_Given request_: Each line of the material must be returned exactly.

Figure contents as structured data
◇ ◇ ◇ ◇
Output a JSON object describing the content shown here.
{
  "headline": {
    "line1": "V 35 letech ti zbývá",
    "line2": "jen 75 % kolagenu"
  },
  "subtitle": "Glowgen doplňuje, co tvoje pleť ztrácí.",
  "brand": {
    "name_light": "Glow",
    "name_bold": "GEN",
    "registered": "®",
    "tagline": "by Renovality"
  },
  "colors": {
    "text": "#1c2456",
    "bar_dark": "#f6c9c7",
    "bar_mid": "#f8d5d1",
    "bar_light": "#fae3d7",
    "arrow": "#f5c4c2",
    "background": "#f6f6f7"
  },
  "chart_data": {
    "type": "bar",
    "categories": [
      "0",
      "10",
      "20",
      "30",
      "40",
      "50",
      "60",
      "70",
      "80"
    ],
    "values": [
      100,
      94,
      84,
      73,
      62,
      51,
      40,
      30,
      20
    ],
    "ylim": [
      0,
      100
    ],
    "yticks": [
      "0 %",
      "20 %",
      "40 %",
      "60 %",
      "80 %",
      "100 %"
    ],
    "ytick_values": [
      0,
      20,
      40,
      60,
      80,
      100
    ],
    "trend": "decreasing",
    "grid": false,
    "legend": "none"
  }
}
◇ ◇ ◇ ◇
_Solution to the exercise_:
Output a JSON object describing the content shown here.
{
  "headline": {
    "line1": "V 35 letech ti zbývá",
    "line2": "jen 75 % kolagenu"
  },
  "subtitle": "Glowgen doplňuje, co tvoje pleť ztrácí.",
  "brand": {
    "name_light": "Glow",
    "name_bold": "GEN",
    "registered": "®",
    "tagline": "by Renovality"
  },
  "colors": {
    "text": "#1c2456",
    "bar_dark": "#f6c9c7",
    "bar_mid": "#f8d5d1",
    "bar_light": "#fae3d7",
    "arrow": "#f5c4c2",
    "background": "#f6f6f7"
  },
  "chart_data": {
    "type": "bar",
    "categories": [
      "0",
      "10",
      "20",
      "30",
      "40",
      "50",
      "60",
      "70",
      "80"
    ],
    "values": [
      100,
      94,
      84,
      73,
      62,
      51,
      40,
      30,
      20
    ],
    "ylim": [
      0,
      100
    ],
    "yticks": [
      "0 %",
      "20 %",
      "40 %",
      "60 %",
      "80 %",
      "100 %"
    ],
    "ytick_values": [
      0,
      20,
      40,
      60,
      80,
      100
    ],
    "trend": "decreasing",
    "grid": false,
    "legend": "none"
  }
}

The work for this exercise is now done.